* begin Input for this task *

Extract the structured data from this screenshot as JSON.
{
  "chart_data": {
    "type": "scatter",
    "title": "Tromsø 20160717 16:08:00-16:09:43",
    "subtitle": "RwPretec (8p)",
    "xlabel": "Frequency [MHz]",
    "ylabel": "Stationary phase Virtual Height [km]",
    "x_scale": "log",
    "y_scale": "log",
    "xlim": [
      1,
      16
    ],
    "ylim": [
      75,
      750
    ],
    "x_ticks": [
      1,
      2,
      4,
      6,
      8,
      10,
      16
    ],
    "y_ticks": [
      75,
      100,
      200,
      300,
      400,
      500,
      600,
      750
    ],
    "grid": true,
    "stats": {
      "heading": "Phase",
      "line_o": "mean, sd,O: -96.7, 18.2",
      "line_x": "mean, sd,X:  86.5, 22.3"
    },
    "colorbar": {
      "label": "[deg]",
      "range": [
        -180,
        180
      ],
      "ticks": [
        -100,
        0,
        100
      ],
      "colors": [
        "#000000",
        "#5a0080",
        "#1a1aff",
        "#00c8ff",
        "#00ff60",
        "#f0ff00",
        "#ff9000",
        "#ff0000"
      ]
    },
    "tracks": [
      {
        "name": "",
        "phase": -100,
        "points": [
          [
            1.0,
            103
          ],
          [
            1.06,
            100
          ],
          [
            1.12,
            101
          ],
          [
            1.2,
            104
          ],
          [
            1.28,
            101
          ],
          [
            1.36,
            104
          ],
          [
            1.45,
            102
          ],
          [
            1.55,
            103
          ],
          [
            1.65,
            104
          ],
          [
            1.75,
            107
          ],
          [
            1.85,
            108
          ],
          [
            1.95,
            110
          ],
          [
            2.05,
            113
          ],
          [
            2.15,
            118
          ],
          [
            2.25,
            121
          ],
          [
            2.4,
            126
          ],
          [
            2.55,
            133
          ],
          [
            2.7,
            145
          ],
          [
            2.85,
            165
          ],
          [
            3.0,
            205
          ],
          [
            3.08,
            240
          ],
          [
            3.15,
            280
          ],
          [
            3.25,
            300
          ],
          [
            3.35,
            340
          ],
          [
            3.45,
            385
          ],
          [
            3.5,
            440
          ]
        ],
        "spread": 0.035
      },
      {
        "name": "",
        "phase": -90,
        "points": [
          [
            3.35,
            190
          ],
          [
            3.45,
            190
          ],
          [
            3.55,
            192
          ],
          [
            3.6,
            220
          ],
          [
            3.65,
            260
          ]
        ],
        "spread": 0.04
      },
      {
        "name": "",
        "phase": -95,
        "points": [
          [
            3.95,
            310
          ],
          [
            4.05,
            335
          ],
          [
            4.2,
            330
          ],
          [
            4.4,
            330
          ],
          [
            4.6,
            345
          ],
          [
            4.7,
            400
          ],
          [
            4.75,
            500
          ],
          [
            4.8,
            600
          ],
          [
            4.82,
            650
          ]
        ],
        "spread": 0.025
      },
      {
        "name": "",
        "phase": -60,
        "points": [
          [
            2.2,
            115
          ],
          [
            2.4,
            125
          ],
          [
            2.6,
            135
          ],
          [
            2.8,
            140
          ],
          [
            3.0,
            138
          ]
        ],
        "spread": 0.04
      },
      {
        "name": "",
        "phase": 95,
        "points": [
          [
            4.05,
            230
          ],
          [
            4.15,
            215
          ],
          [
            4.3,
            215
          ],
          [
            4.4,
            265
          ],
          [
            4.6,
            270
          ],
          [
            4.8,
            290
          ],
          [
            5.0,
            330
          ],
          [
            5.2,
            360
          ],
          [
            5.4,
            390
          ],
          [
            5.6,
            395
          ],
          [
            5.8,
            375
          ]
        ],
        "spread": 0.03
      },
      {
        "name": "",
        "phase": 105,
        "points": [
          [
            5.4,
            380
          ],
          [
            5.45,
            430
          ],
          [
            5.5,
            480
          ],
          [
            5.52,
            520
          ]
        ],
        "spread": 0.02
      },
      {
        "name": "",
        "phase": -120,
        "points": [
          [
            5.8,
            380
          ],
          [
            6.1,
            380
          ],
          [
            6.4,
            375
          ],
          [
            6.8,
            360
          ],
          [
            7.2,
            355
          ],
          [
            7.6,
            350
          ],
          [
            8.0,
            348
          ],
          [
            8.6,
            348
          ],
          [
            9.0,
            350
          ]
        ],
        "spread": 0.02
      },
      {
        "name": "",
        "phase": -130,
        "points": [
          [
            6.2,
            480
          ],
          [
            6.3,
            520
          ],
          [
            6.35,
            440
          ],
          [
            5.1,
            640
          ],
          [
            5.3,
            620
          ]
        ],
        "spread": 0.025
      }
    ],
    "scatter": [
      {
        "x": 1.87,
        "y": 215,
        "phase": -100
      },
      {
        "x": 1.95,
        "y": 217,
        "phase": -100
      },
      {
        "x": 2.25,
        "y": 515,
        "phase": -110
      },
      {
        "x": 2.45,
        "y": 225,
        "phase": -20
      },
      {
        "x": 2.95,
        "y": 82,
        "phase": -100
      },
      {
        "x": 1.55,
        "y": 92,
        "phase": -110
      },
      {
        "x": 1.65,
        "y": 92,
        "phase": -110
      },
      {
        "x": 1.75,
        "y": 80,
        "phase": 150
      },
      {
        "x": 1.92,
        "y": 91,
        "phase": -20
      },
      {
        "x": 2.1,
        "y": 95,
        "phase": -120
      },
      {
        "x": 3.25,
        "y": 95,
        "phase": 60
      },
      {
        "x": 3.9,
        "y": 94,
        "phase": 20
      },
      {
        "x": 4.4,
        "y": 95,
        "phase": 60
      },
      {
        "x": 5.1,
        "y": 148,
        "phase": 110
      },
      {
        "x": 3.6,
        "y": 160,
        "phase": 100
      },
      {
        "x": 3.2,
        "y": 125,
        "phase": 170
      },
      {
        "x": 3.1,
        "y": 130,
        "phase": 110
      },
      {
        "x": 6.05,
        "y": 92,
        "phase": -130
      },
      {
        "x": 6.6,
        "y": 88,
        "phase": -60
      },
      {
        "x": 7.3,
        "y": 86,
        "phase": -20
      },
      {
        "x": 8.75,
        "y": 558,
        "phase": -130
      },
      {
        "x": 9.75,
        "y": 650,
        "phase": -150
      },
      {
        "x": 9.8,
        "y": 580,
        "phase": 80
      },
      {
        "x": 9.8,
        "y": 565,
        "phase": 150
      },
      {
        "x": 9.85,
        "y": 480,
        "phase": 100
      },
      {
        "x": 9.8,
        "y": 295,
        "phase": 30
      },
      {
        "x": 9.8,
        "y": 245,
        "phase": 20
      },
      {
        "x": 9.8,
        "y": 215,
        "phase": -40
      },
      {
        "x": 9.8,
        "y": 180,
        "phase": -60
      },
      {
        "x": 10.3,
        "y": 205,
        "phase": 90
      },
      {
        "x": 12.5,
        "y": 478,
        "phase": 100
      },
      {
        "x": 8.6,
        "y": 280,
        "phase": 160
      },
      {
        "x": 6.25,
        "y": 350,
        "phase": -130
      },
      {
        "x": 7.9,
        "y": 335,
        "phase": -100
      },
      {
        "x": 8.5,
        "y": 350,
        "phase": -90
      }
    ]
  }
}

* end Input for this task *

§ Task details
Find how many lines in the listing contain the word "mean" and give that count alone.

§ Exercise result
2